━━━ RAW RECORDS ━━━

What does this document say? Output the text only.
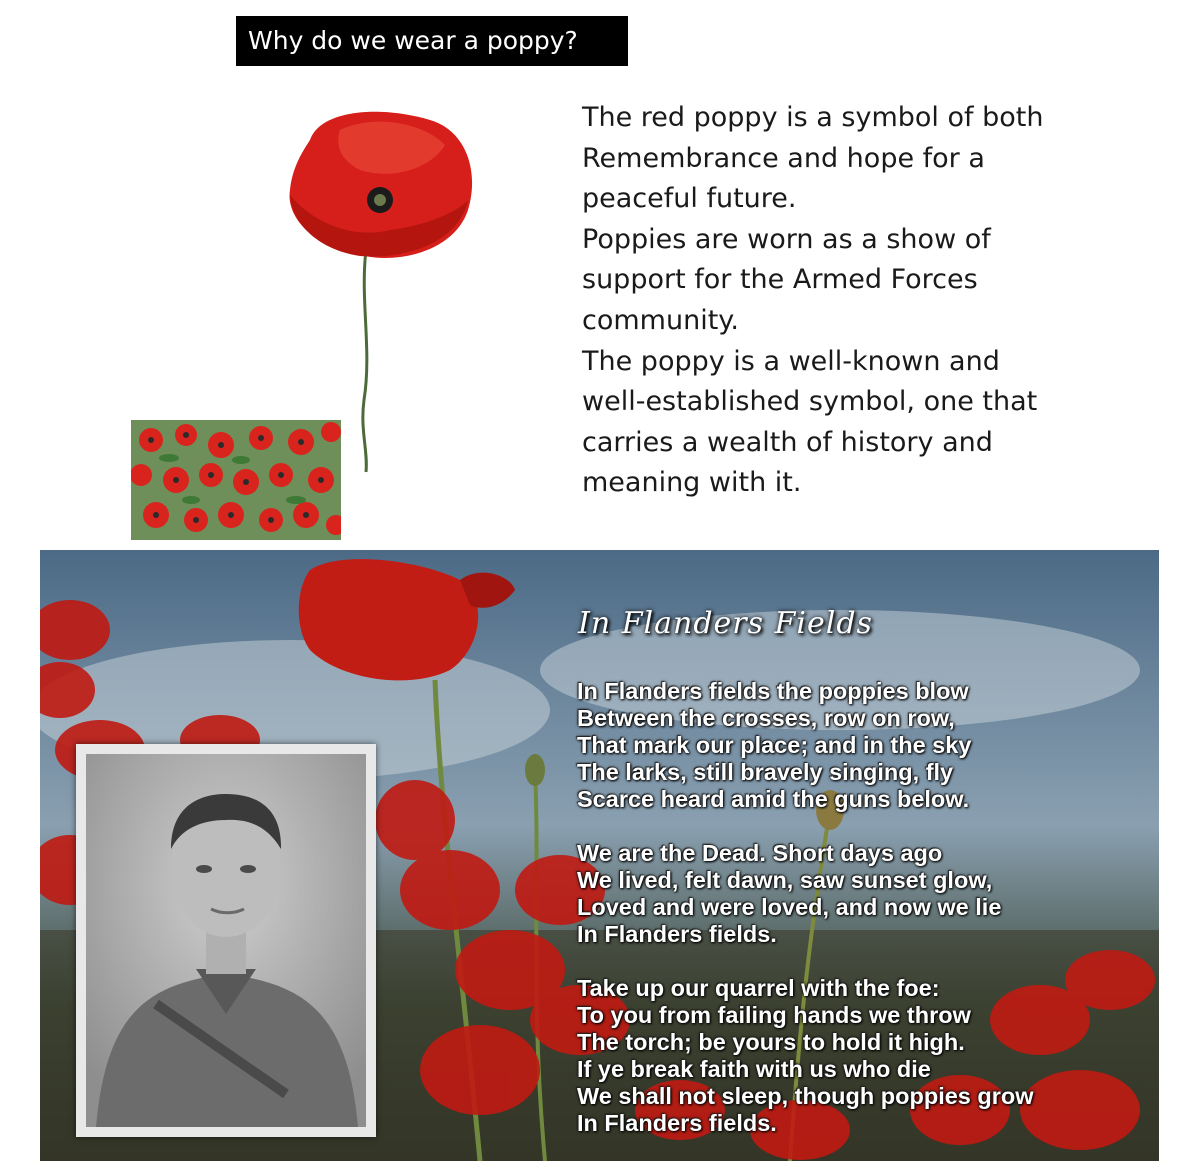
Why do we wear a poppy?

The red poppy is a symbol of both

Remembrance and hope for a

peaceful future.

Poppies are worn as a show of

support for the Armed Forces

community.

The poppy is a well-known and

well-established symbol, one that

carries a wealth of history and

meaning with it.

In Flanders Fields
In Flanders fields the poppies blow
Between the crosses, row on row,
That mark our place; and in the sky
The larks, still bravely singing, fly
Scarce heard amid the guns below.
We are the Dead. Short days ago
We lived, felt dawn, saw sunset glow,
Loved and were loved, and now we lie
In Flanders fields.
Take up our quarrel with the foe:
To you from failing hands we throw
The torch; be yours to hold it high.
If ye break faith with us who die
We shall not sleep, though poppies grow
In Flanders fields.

━━━

WHAT THE EXERCISE ASKS: Output the data above without changes, apart from leaving out the pictures.

THE SOLUTION:
What does this document say? Output the text only.
Why do we wear a poppy?

The red poppy is a symbol of both

Remembrance and hope for a

peaceful future.

Poppies are worn as a show of

support for the Armed Forces

community.

The poppy is a well-known and

well-established symbol, one that

carries a wealth of history and

meaning with it.

In Flanders Fields
In Flanders fields the poppies blow
Between the crosses, row on row,
That mark our place; and in the sky
The larks, still bravely singing, fly
Scarce heard amid the guns below.
We are the Dead. Short days ago
We lived, felt dawn, saw sunset glow,
Loved and were loved, and now we lie
In Flanders fields.
Take up our quarrel with the foe:
To you from failing hands we throw
The torch; be yours to hold it high.
If ye break faith with us who die
We shall not sleep, though poppies grow
In Flanders fields.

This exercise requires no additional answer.